*Task goal*.
Only lines with the string "Typical" matter here; gather them from the material below.

*Given records*.
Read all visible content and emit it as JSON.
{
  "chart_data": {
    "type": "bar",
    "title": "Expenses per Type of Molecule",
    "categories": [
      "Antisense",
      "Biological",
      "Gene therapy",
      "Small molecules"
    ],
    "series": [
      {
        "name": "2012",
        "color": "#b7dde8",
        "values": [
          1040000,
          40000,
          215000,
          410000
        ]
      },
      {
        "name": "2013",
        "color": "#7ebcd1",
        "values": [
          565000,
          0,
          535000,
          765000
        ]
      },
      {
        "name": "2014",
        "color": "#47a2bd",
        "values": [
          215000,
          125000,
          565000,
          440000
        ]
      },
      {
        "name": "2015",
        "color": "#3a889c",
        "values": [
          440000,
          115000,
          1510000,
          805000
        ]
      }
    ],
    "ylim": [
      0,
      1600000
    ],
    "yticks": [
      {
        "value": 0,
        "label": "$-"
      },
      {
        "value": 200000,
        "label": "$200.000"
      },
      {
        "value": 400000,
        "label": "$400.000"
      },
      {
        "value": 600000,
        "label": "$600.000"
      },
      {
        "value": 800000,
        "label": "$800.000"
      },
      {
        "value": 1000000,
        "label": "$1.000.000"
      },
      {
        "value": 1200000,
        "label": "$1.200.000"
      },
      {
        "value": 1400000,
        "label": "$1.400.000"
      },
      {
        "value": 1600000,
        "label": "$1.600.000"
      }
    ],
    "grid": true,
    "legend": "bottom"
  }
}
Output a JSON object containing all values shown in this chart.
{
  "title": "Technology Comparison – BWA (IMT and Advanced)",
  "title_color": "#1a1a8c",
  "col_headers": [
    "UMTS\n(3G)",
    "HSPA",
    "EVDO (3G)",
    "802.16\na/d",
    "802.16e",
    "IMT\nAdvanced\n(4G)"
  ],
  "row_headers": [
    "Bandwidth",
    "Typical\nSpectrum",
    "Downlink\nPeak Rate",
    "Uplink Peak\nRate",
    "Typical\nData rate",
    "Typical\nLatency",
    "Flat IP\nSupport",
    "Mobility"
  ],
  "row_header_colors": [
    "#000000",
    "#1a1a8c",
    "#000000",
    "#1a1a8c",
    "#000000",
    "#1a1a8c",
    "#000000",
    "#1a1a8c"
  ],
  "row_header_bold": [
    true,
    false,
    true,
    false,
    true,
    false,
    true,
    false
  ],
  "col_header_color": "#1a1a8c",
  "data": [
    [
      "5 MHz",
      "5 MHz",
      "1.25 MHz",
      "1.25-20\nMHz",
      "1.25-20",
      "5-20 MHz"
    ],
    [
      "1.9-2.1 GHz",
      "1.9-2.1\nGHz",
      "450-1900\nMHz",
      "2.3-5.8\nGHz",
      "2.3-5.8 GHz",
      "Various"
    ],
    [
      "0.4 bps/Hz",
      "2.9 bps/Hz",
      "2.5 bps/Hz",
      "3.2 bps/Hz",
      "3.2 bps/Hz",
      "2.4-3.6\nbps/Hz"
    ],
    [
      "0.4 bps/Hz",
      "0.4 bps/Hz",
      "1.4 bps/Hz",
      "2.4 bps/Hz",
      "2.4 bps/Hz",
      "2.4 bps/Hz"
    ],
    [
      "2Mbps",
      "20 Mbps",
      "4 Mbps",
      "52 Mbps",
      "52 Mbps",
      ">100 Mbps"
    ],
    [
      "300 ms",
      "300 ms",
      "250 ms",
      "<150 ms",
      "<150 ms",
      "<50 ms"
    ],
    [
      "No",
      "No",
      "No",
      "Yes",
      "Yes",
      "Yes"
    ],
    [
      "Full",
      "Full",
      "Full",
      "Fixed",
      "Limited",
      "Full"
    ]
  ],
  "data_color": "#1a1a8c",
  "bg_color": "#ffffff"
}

---

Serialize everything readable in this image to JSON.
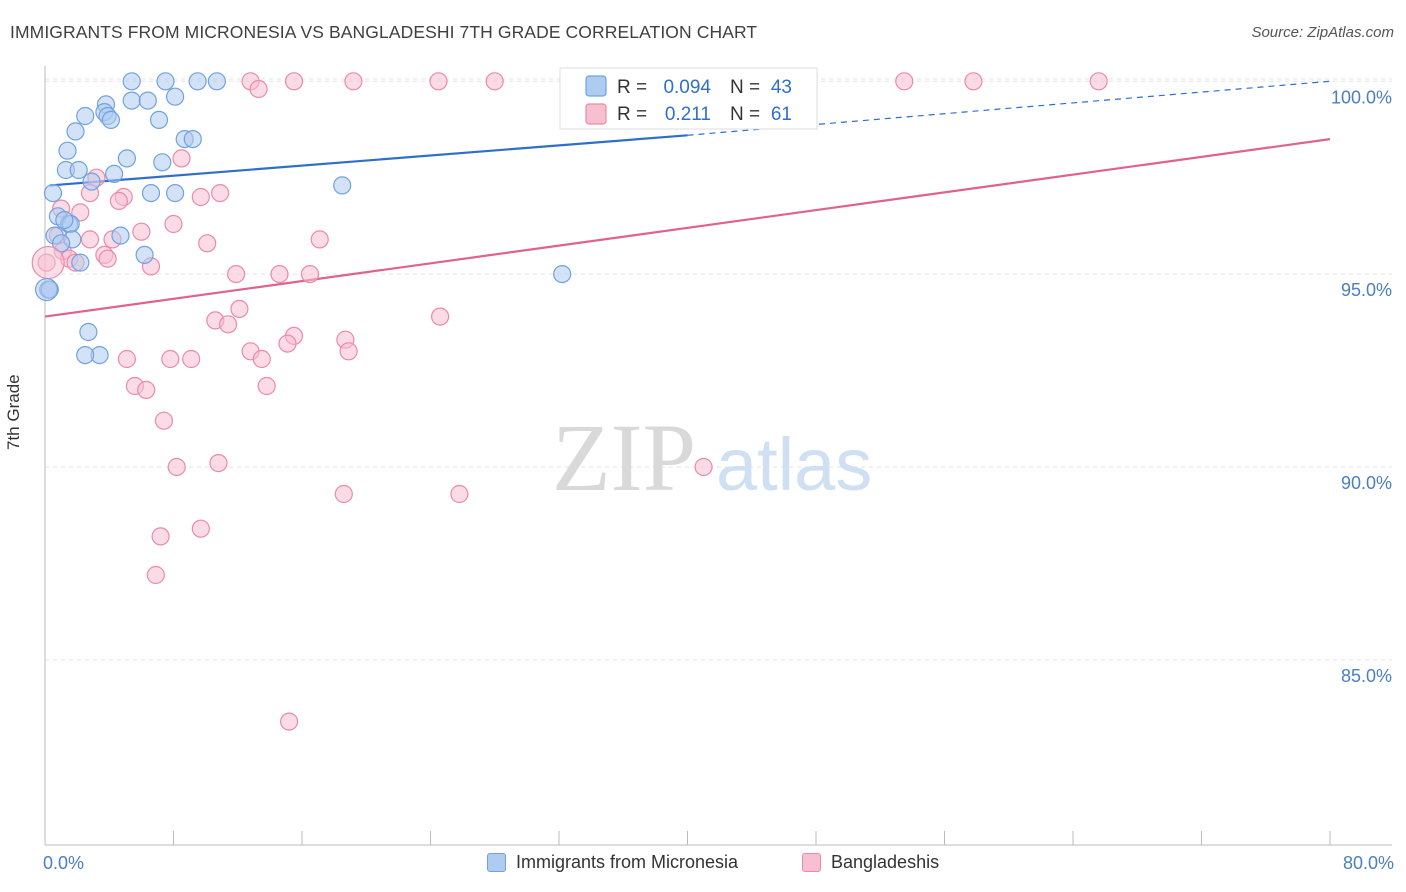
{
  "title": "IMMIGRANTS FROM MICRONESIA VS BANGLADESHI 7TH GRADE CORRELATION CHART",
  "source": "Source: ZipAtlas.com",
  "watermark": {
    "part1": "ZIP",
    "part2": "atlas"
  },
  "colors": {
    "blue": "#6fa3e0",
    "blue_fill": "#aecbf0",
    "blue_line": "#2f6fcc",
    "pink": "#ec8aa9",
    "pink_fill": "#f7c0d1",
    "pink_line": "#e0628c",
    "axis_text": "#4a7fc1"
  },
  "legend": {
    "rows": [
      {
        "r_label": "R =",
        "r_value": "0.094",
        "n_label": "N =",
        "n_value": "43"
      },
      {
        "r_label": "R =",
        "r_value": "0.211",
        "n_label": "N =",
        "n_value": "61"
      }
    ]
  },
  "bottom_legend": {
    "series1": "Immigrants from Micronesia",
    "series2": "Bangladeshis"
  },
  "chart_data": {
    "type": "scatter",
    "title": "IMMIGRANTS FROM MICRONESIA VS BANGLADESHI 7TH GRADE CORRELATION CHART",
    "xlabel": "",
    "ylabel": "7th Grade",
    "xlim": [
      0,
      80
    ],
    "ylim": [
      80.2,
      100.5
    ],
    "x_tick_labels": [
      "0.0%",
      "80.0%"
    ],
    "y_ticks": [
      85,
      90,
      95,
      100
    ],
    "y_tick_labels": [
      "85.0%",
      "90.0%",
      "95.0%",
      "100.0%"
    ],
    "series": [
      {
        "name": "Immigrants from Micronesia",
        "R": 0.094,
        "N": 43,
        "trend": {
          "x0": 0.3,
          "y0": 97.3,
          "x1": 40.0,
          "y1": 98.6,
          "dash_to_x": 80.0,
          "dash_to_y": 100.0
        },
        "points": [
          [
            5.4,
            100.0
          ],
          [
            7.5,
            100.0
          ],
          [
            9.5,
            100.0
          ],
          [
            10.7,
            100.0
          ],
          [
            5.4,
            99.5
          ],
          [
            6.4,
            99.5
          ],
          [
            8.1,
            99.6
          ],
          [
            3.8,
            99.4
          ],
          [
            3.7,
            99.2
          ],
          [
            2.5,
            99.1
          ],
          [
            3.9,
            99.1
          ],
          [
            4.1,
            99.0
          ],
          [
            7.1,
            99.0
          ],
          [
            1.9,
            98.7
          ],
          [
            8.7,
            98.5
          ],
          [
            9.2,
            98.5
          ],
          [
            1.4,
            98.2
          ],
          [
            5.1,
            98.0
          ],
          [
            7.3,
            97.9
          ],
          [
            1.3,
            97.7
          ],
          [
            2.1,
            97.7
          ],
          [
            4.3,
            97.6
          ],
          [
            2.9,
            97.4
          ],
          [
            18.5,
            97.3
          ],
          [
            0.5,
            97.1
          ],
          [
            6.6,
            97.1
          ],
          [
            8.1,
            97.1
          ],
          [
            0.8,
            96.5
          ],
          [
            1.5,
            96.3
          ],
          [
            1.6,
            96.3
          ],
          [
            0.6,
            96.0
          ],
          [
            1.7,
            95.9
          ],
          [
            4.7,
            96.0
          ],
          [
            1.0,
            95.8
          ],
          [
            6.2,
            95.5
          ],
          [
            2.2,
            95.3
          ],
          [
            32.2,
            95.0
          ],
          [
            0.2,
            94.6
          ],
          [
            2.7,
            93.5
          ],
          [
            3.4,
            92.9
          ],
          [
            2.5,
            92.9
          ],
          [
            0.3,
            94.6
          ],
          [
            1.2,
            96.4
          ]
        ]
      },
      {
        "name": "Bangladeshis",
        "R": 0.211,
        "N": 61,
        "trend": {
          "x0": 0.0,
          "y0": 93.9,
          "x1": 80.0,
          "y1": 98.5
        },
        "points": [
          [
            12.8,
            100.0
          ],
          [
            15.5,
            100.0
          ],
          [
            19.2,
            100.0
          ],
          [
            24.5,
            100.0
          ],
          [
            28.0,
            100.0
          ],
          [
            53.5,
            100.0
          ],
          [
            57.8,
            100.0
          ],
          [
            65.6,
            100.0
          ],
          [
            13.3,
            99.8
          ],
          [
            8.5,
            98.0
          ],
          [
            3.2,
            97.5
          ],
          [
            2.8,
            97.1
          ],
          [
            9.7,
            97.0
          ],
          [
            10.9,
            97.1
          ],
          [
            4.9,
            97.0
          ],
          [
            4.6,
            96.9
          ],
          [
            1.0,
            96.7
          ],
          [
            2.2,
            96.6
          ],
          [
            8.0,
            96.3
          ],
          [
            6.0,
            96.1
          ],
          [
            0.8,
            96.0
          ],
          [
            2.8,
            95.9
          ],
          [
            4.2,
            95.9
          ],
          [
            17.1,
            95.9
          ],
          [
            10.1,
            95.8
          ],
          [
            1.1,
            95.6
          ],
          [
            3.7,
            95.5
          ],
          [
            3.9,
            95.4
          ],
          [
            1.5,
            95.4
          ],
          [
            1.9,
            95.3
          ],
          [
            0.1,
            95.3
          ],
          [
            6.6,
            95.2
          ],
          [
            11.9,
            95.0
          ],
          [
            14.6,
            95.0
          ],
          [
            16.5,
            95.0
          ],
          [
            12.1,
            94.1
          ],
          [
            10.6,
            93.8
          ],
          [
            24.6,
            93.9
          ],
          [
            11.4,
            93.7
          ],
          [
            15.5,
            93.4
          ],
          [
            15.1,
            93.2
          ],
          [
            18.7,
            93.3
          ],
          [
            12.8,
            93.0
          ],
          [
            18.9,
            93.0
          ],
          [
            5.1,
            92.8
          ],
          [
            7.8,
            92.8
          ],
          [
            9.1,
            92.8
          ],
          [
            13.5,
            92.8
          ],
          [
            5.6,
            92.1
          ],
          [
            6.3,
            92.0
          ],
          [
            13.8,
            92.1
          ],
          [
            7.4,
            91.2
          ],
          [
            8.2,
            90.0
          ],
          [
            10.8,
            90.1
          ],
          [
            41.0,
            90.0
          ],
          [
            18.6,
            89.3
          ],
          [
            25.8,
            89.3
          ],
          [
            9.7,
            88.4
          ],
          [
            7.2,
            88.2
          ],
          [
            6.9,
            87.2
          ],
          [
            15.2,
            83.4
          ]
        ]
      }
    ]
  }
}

*Reply*.
    "Typical\nSpectrum",
    "Typical\nData rate",
    "Typical\nLatency",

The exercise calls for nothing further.